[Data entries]
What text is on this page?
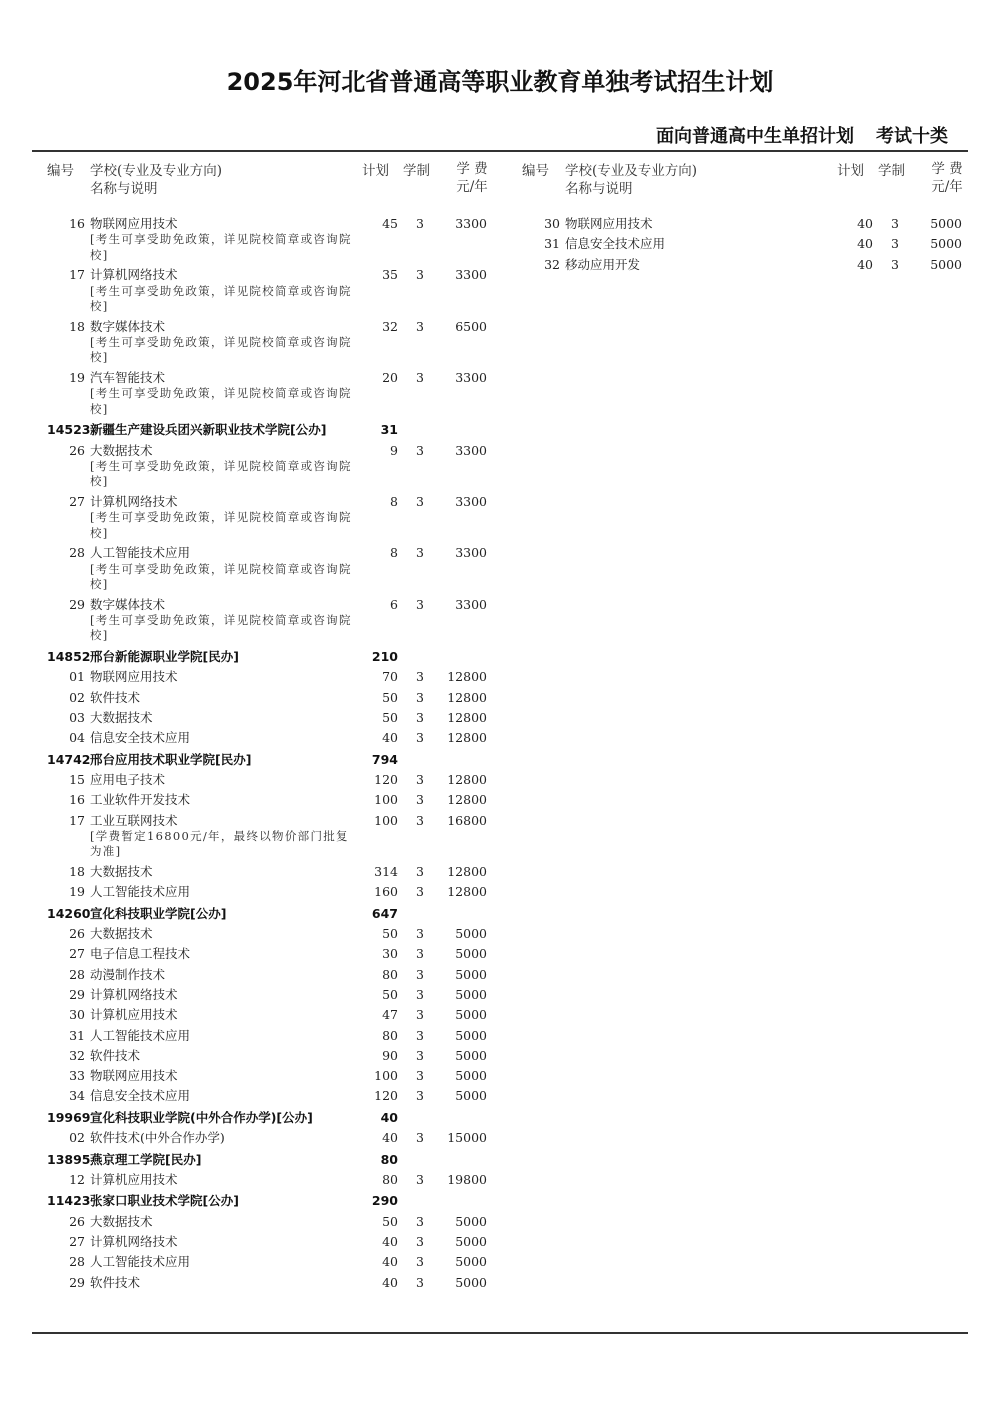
2025年河北省普通高等职业教育单独考试招生计划
面向普通高中生单招计划 考试十类
编号 学校(专业及专业方向)
名称与说明
计划 学制	学 费
元/年
16 物联网应用技术	45	3	3300
[考生可享受助免政策，详见院校简章或咨询院校]
17 计算机网络技术	35	3	3300
[考生可享受助免政策，详见院校简章或咨询院校]
18 数字媒体技术	32	3	6500
[考生可享受助免政策，详见院校简章或咨询院校]
19 汽车智能技术	20	3	3300
[考生可享受助免政策，详见院校简章或咨询院校]
14523 新疆生产建设兵团兴新职业技术学院[公办]	31
26 大数据技术	9	3	3300
[考生可享受助免政策，详见院校简章或咨询院校]
27 计算机网络技术	8	3	3300
[考生可享受助免政策，详见院校简章或咨询院校]
28 人工智能技术应用	8	3	3300
[考生可享受助免政策，详见院校简章或咨询院校]
29 数字媒体技术	6	3	3300
[考生可享受助免政策，详见院校简章或咨询院校]
14852 邢台新能源职业学院[民办]	210
01 物联网应用技术	70	3	12800
02 软件技术	50	3	12800
03 大数据技术	50	3	12800
04 信息安全技术应用	40	3	12800
14742 邢台应用技术职业学院[民办]	794
15 应用电子技术	120	3	12800
16 工业软件开发技术	100	3	12800
17 工业互联网技术	100	3	16800
[学费暂定16800元/年，最终以物价部门批复为准]
18 大数据技术	314	3	12800
19 人工智能技术应用	160	3	12800
14260 宣化科技职业学院[公办]	647
26 大数据技术	50	3	5000
27 电子信息工程技术	30	3	5000
28 动漫制作技术	80	3	5000
29 计算机网络技术	50	3	5000
30 计算机应用技术	47	3	5000
31 人工智能技术应用	80	3	5000
32 软件技术	90	3	5000
33 物联网应用技术	100	3	5000
34 信息安全技术应用	120	3	5000
19969 宣化科技职业学院(中外合作办学)[公办]	40
02 软件技术(中外合作办学)	40	3	15000
13895 燕京理工学院[民办]	80
12 计算机应用技术	80	3	19800
11423 张家口职业技术学院[公办]	290
26 大数据技术	50	3	5000
27 计算机网络技术	40	3	5000
28 人工智能技术应用	40	3	5000
29 软件技术	40	3	5000
编号 学校(专业及专业方向)
名称与说明
计划 学制	学 费
元/年
30 物联网应用技术	40	3	5000
31 信息安全技术应用	40	3	5000
32 移动应用开发	40	3	5000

_SHORT TASK_
Without including any pictures, print each record exactly.

_REPLY_
What text is on this page?
2025年河北省普通高等职业教育单独考试招生计划
面向普通高中生单招计划 考试十类
编号 学校(专业及专业方向)
名称与说明
计划 学制	学 费
元/年
16 物联网应用技术	45	3	3300
[考生可享受助免政策，详见院校简章或咨询院校]
17 计算机网络技术	35	3	3300
[考生可享受助免政策，详见院校简章或咨询院校]
18 数字媒体技术	32	3	6500
[考生可享受助免政策，详见院校简章或咨询院校]
19 汽车智能技术	20	3	3300
[考生可享受助免政策，详见院校简章或咨询院校]
14523 新疆生产建设兵团兴新职业技术学院[公办]	31
26 大数据技术	9	3	3300
[考生可享受助免政策，详见院校简章或咨询院校]
27 计算机网络技术	8	3	3300
[考生可享受助免政策，详见院校简章或咨询院校]
28 人工智能技术应用	8	3	3300
[考生可享受助免政策，详见院校简章或咨询院校]
29 数字媒体技术	6	3	3300
[考生可享受助免政策，详见院校简章或咨询院校]
14852 邢台新能源职业学院[民办]	210
01 物联网应用技术	70	3	12800
02 软件技术	50	3	12800
03 大数据技术	50	3	12800
04 信息安全技术应用	40	3	12800
14742 邢台应用技术职业学院[民办]	794
15 应用电子技术	120	3	12800
16 工业软件开发技术	100	3	12800
17 工业互联网技术	100	3	16800
[学费暂定16800元/年，最终以物价部门批复为准]
18 大数据技术	314	3	12800
19 人工智能技术应用	160	3	12800
14260 宣化科技职业学院[公办]	647
26 大数据技术	50	3	5000
27 电子信息工程技术	30	3	5000
28 动漫制作技术	80	3	5000
29 计算机网络技术	50	3	5000
30 计算机应用技术	47	3	5000
31 人工智能技术应用	80	3	5000
32 软件技术	90	3	5000
33 物联网应用技术	100	3	5000
34 信息安全技术应用	120	3	5000
19969 宣化科技职业学院(中外合作办学)[公办]	40
02 软件技术(中外合作办学)	40	3	15000
13895 燕京理工学院[民办]	80
12 计算机应用技术	80	3	19800
11423 张家口职业技术学院[公办]	290
26 大数据技术	50	3	5000
27 计算机网络技术	40	3	5000
28 人工智能技术应用	40	3	5000
29 软件技术	40	3	5000
编号 学校(专业及专业方向)
名称与说明
计划 学制	学 费
元/年
30 物联网应用技术	40	3	5000
31 信息安全技术应用	40	3	5000
32 移动应用开发	40	3	5000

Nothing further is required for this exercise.